Please present every row below as a numbered list, skipping blank lines and leaving out the pictures.

[Layout dataset entries]

▬▬▬

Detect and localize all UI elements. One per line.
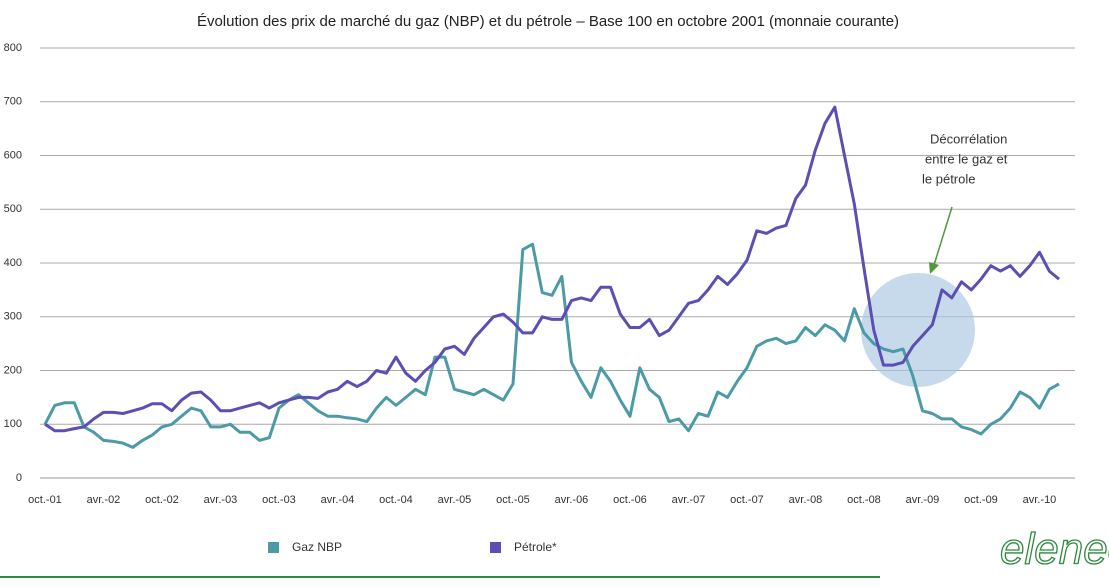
y-tick-label: 400 xyxy=(4,257,22,269)
annotation: entre le gaz et xyxy=(925,151,1008,166)
x-tick-label: avr.-08 xyxy=(789,494,823,506)
y-tick-label: 500 xyxy=(4,203,22,215)
x-tick-label: oct.-05 xyxy=(496,494,530,506)
legend-swatch xyxy=(490,542,501,553)
x-tick-label: oct.-08 xyxy=(847,494,881,506)
legend-swatch xyxy=(268,542,279,553)
x-tick-label: avr.-04 xyxy=(321,494,355,506)
y-tick-label: 600 xyxy=(4,149,22,161)
x-tick-label: avr.-06 xyxy=(555,494,589,506)
x-tick-label: avr.-09 xyxy=(906,494,940,506)
x-tick-label: oct.-09 xyxy=(964,494,998,506)
x-tick-label: avr.-02 xyxy=(87,494,121,506)
y-tick-label: 800 xyxy=(4,42,22,54)
y-tick-label: 100 xyxy=(4,418,22,430)
x-tick-label: oct.-02 xyxy=(145,494,179,506)
y-tick-label: 200 xyxy=(4,364,22,376)
x-tick-label: avr.-07 xyxy=(672,494,706,506)
plot xyxy=(43,105,1060,449)
arrow-head xyxy=(929,262,939,274)
y-tick-label: 300 xyxy=(4,311,22,323)
y-tick-label: 700 xyxy=(4,96,22,108)
annotation: Décorrélation xyxy=(930,131,1007,146)
annotation: le pétrole xyxy=(922,171,975,186)
legend-label: Pétrole* xyxy=(514,540,557,554)
x-tick-label: oct.-01 xyxy=(28,494,62,506)
x-tick-label: avr.-05 xyxy=(438,494,472,506)
x-tick-label: oct.-04 xyxy=(379,494,413,506)
series-line xyxy=(43,242,1060,449)
series-line xyxy=(44,105,1060,433)
x-tick-label: oct.-07 xyxy=(730,494,764,506)
y-tick-label: 0 xyxy=(16,472,22,484)
highlight-circle xyxy=(861,273,975,387)
x-tick-label: avr.-03 xyxy=(204,494,238,506)
x-tick-label: oct.-06 xyxy=(613,494,647,506)
chart-title: Évolution des prix de marché du gaz (NBP… xyxy=(197,13,899,30)
grid xyxy=(40,47,1075,479)
logo: eleneo xyxy=(1000,525,1109,574)
x-tick-label: oct.-03 xyxy=(262,494,296,506)
x-tick-label: avr.-10 xyxy=(1023,494,1057,506)
arrow xyxy=(933,206,953,266)
legend-label: Gaz NBP xyxy=(292,540,342,554)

▬▬▬

→ **Answer to the task**:
1. Detect and localize all UI elements. One per line.
2. y-tick-label: 400 xyxy=(4,257,22,269)
3. annotation: entre le gaz et xyxy=(925,151,1008,166)
4. x-tick-label: avr.-08 xyxy=(789,494,823,506)
5. y-tick-label: 500 xyxy=(4,203,22,215)
6. x-tick-label: oct.-05 xyxy=(496,494,530,506)
7. legend-swatch xyxy=(490,542,501,553)
8. x-tick-label: oct.-08 xyxy=(847,494,881,506)
9. legend-swatch xyxy=(268,542,279,553)
10. x-tick-label: avr.-04 xyxy=(321,494,355,506)
11. y-tick-label: 600 xyxy=(4,149,22,161)
12. x-tick-label: avr.-06 xyxy=(555,494,589,506)
13. x-tick-label: avr.-09 xyxy=(906,494,940,506)
14. x-tick-label: oct.-09 xyxy=(964,494,998,506)
15. x-tick-label: avr.-02 xyxy=(87,494,121,506)
16. y-tick-label: 800 xyxy=(4,42,22,54)
17. y-tick-label: 100 xyxy=(4,418,22,430)
18. x-tick-label: oct.-02 xyxy=(145,494,179,506)
19. y-tick-label: 200 xyxy=(4,364,22,376)
20. x-tick-label: avr.-07 xyxy=(672,494,706,506)
21. plot xyxy=(43,105,1060,449)
22. arrow-head xyxy=(929,262,939,274)
23. y-tick-label: 300 xyxy=(4,311,22,323)
24. y-tick-label: 700 xyxy=(4,96,22,108)
25. annotation: Décorrélation xyxy=(930,131,1007,146)
26. annotation: le pétrole xyxy=(922,171,975,186)
27. legend-label: Pétrole* xyxy=(514,540,557,554)
28. x-tick-label: oct.-01 xyxy=(28,494,62,506)
29. x-tick-label: avr.-05 xyxy=(438,494,472,506)
30. x-tick-label: oct.-04 xyxy=(379,494,413,506)
31. series-line xyxy=(43,242,1060,449)
32. series-line xyxy=(44,105,1060,433)
33. x-tick-label: oct.-07 xyxy=(730,494,764,506)
34. y-tick-label: 0 xyxy=(16,472,22,484)
35. highlight-circle xyxy=(861,273,975,387)
36. x-tick-label: avr.-03 xyxy=(204,494,238,506)
37. x-tick-label: oct.-06 xyxy=(613,494,647,506)
38. chart-title: Évolution des prix de marché du gaz (NBP… xyxy=(197,13,899,30)
39. grid xyxy=(40,47,1075,479)
40. logo: eleneo xyxy=(1000,525,1109,574)
41. x-tick-label: oct.-03 xyxy=(262,494,296,506)
42. x-tick-label: avr.-10 xyxy=(1023,494,1057,506)
43. arrow xyxy=(933,206,953,266)
44. legend-label: Gaz NBP xyxy=(292,540,342,554)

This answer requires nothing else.